_AIM OF THE EXERCISE:_ From the listing below, select every line where the word "your" appears.

_DATASET ROWS:_

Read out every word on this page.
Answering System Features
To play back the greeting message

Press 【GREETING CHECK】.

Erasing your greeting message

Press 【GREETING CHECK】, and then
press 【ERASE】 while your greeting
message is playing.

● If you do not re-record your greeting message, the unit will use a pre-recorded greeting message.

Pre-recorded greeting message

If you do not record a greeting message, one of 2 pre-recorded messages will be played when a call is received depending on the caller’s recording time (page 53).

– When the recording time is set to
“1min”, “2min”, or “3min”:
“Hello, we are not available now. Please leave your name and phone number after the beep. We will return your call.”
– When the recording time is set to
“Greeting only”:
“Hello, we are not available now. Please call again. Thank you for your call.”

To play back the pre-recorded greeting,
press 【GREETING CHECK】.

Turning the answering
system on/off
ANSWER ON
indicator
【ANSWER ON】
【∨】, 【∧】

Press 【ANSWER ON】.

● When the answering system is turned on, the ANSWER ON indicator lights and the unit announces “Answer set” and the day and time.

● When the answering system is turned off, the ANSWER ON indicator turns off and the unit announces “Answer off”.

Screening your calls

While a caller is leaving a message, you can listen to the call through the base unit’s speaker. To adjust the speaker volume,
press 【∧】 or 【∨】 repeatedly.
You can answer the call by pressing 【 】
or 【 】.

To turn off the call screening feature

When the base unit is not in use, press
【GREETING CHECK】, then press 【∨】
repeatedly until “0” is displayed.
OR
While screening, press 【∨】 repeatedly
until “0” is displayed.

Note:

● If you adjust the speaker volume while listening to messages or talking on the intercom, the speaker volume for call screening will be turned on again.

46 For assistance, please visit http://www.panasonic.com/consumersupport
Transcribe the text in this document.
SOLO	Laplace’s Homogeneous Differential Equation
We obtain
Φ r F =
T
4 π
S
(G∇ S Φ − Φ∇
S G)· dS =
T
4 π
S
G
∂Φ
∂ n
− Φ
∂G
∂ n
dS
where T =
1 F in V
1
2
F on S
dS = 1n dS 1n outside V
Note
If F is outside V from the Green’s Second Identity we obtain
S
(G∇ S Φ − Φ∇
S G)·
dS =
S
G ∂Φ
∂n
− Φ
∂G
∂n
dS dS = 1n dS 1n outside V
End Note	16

_EXERCISE ANSWER:_
Erasing your greeting message
press 【ERASE】 while your greeting
● If you do not re-record your greeting message, the unit will use a pre-recorded greeting message.
“Hello, we are not available now. Please leave your name and phone number after the beep. We will return your call.”
“Hello, we are not available now. Please call again. Thank you for your call.”
Screening your calls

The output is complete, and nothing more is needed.